» Exercise
Write out the records below once more, exactly as they stand.

[Entries taken from a collection]
-- START --

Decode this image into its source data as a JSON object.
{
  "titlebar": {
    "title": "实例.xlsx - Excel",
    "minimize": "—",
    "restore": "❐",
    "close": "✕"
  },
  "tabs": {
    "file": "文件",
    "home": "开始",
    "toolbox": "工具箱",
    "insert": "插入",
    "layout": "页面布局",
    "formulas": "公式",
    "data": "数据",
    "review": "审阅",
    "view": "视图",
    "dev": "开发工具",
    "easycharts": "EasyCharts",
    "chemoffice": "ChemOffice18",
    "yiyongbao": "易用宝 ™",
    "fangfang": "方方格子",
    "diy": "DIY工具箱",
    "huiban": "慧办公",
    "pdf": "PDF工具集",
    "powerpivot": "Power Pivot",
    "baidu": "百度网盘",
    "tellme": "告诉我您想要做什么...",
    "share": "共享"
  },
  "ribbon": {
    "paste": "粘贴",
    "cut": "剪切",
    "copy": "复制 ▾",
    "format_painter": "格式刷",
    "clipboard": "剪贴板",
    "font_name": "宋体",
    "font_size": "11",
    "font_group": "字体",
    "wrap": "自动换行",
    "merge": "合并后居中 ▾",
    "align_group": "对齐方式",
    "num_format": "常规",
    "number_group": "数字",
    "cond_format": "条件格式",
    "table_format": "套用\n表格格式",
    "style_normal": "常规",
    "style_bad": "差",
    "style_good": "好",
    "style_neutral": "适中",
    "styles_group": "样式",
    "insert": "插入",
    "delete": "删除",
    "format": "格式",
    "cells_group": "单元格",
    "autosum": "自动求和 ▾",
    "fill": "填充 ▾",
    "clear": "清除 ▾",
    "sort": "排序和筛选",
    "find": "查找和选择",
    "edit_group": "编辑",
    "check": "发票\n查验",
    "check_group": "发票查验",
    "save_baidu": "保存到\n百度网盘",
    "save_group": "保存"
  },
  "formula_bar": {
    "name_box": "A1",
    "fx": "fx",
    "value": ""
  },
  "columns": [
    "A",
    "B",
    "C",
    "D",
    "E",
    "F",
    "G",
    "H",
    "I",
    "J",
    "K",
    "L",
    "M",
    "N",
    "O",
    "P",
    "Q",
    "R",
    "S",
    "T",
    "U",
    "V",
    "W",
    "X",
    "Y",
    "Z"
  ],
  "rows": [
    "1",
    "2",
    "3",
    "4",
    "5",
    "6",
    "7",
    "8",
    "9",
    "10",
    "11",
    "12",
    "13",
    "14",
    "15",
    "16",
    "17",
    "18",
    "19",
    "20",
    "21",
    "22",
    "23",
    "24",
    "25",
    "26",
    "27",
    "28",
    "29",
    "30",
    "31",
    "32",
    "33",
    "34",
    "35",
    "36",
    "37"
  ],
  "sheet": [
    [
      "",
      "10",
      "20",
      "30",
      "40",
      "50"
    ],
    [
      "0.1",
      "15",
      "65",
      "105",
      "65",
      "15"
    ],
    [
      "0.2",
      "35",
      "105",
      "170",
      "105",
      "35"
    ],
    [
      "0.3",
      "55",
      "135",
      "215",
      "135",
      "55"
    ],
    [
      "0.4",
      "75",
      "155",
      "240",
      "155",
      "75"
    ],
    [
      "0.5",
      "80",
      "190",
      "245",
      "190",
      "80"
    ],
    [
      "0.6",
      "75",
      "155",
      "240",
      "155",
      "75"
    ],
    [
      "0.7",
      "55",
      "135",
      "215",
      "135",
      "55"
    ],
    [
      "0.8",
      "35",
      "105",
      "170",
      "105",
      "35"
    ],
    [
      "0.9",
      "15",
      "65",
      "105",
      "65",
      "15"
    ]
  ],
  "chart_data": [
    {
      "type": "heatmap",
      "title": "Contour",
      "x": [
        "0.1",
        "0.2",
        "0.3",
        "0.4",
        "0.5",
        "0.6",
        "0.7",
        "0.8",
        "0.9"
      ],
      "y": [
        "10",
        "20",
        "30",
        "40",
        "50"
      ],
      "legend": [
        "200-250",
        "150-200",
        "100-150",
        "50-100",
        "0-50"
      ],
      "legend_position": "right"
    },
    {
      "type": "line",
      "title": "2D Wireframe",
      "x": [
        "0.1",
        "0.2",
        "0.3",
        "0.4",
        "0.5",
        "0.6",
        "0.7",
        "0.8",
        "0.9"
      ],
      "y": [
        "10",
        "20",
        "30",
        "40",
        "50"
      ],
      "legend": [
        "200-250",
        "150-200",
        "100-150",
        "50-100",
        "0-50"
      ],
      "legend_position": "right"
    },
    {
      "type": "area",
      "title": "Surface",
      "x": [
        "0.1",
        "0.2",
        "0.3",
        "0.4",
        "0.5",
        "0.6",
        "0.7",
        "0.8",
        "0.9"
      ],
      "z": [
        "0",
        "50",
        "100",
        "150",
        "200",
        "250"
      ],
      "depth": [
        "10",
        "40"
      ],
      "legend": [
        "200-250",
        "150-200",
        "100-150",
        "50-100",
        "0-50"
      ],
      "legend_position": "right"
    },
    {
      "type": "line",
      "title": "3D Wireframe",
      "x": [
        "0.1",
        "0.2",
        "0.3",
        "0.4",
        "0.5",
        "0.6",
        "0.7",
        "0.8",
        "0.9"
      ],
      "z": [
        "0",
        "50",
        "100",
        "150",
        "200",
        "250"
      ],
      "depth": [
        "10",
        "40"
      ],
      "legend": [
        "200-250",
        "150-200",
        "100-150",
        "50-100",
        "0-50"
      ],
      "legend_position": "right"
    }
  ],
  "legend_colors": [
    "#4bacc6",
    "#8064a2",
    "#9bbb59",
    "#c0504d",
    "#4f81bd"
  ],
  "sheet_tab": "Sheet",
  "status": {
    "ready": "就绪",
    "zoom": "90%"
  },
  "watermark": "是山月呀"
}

-- END --

» Response for this exercise
Decode this image into its source data as a JSON object.
{
  "titlebar": {
    "title": "实例.xlsx - Excel",
    "minimize": "—",
    "restore": "❐",
    "close": "✕"
  },
  "tabs": {
    "file": "文件",
    "home": "开始",
    "toolbox": "工具箱",
    "insert": "插入",
    "layout": "页面布局",
    "formulas": "公式",
    "data": "数据",
    "review": "审阅",
    "view": "视图",
    "dev": "开发工具",
    "easycharts": "EasyCharts",
    "chemoffice": "ChemOffice18",
    "yiyongbao": "易用宝 ™",
    "fangfang": "方方格子",
    "diy": "DIY工具箱",
    "huiban": "慧办公",
    "pdf": "PDF工具集",
    "powerpivot": "Power Pivot",
    "baidu": "百度网盘",
    "tellme": "告诉我您想要做什么...",
    "share": "共享"
  },
  "ribbon": {
    "paste": "粘贴",
    "cut": "剪切",
    "copy": "复制 ▾",
    "format_painter": "格式刷",
    "clipboard": "剪贴板",
    "font_name": "宋体",
    "font_size": "11",
    "font_group": "字体",
    "wrap": "自动换行",
    "merge": "合并后居中 ▾",
    "align_group": "对齐方式",
    "num_format": "常规",
    "number_group": "数字",
    "cond_format": "条件格式",
    "table_format": "套用\n表格格式",
    "style_normal": "常规",
    "style_bad": "差",
    "style_good": "好",
    "style_neutral": "适中",
    "styles_group": "样式",
    "insert": "插入",
    "delete": "删除",
    "format": "格式",
    "cells_group": "单元格",
    "autosum": "自动求和 ▾",
    "fill": "填充 ▾",
    "clear": "清除 ▾",
    "sort": "排序和筛选",
    "find": "查找和选择",
    "edit_group": "编辑",
    "check": "发票\n查验",
    "check_group": "发票查验",
    "save_baidu": "保存到\n百度网盘",
    "save_group": "保存"
  },
  "formula_bar": {
    "name_box": "A1",
    "fx": "fx",
    "value": ""
  },
  "columns": [
    "A",
    "B",
    "C",
    "D",
    "E",
    "F",
    "G",
    "H",
    "I",
    "J",
    "K",
    "L",
    "M",
    "N",
    "O",
    "P",
    "Q",
    "R",
    "S",
    "T",
    "U",
    "V",
    "W",
    "X",
    "Y",
    "Z"
  ],
  "rows": [
    "1",
    "2",
    "3",
    "4",
    "5",
    "6",
    "7",
    "8",
    "9",
    "10",
    "11",
    "12",
    "13",
    "14",
    "15",
    "16",
    "17",
    "18",
    "19",
    "20",
    "21",
    "22",
    "23",
    "24",
    "25",
    "26",
    "27",
    "28",
    "29",
    "30",
    "31",
    "32",
    "33",
    "34",
    "35",
    "36",
    "37"
  ],
  "sheet": [
    [
      "",
      "10",
      "20",
      "30",
      "40",
      "50"
    ],
    [
      "0.1",
      "15",
      "65",
      "105",
      "65",
      "15"
    ],
    [
      "0.2",
      "35",
      "105",
      "170",
      "105",
      "35"
    ],
    [
      "0.3",
      "55",
      "135",
      "215",
      "135",
      "55"
    ],
    [
      "0.4",
      "75",
      "155",
      "240",
      "155",
      "75"
    ],
    [
      "0.5",
      "80",
      "190",
      "245",
      "190",
      "80"
    ],
    [
      "0.6",
      "75",
      "155",
      "240",
      "155",
      "75"
    ],
    [
      "0.7",
      "55",
      "135",
      "215",
      "135",
      "55"
    ],
    [
      "0.8",
      "35",
      "105",
      "170",
      "105",
      "35"
    ],
    [
      "0.9",
      "15",
      "65",
      "105",
      "65",
      "15"
    ]
  ],
  "chart_data": [
    {
      "type": "heatmap",
      "title": "Contour",
      "x": [
        "0.1",
        "0.2",
        "0.3",
        "0.4",
        "0.5",
        "0.6",
        "0.7",
        "0.8",
        "0.9"
      ],
      "y": [
        "10",
        "20",
        "30",
        "40",
        "50"
      ],
      "legend": [
        "200-250",
        "150-200",
        "100-150",
        "50-100",
        "0-50"
      ],
      "legend_position": "right"
    },
    {
      "type": "line",
      "title": "2D Wireframe",
      "x": [
        "0.1",
        "0.2",
        "0.3",
        "0.4",
        "0.5",
        "0.6",
        "0.7",
        "0.8",
        "0.9"
      ],
      "y": [
        "10",
        "20",
        "30",
        "40",
        "50"
      ],
      "legend": [
        "200-250",
        "150-200",
        "100-150",
        "50-100",
        "0-50"
      ],
      "legend_position": "right"
    },
    {
      "type": "area",
      "title": "Surface",
      "x": [
        "0.1",
        "0.2",
        "0.3",
        "0.4",
        "0.5",
        "0.6",
        "0.7",
        "0.8",
        "0.9"
      ],
      "z": [
        "0",
        "50",
        "100",
        "150",
        "200",
        "250"
      ],
      "depth": [
        "10",
        "40"
      ],
      "legend": [
        "200-250",
        "150-200",
        "100-150",
        "50-100",
        "0-50"
      ],
      "legend_position": "right"
    },
    {
      "type": "line",
      "title": "3D Wireframe",
      "x": [
        "0.1",
        "0.2",
        "0.3",
        "0.4",
        "0.5",
        "0.6",
        "0.7",
        "0.8",
        "0.9"
      ],
      "z": [
        "0",
        "50",
        "100",
        "150",
        "200",
        "250"
      ],
      "depth": [
        "10",
        "40"
      ],
      "legend": [
        "200-250",
        "150-200",
        "100-150",
        "50-100",
        "0-50"
      ],
      "legend_position": "right"
    }
  ],
  "legend_colors": [
    "#4bacc6",
    "#8064a2",
    "#9bbb59",
    "#c0504d",
    "#4f81bd"
  ],
  "sheet_tab": "Sheet",
  "status": {
    "ready": "就绪",
    "zoom": "90%"
  },
  "watermark": "是山月呀"
}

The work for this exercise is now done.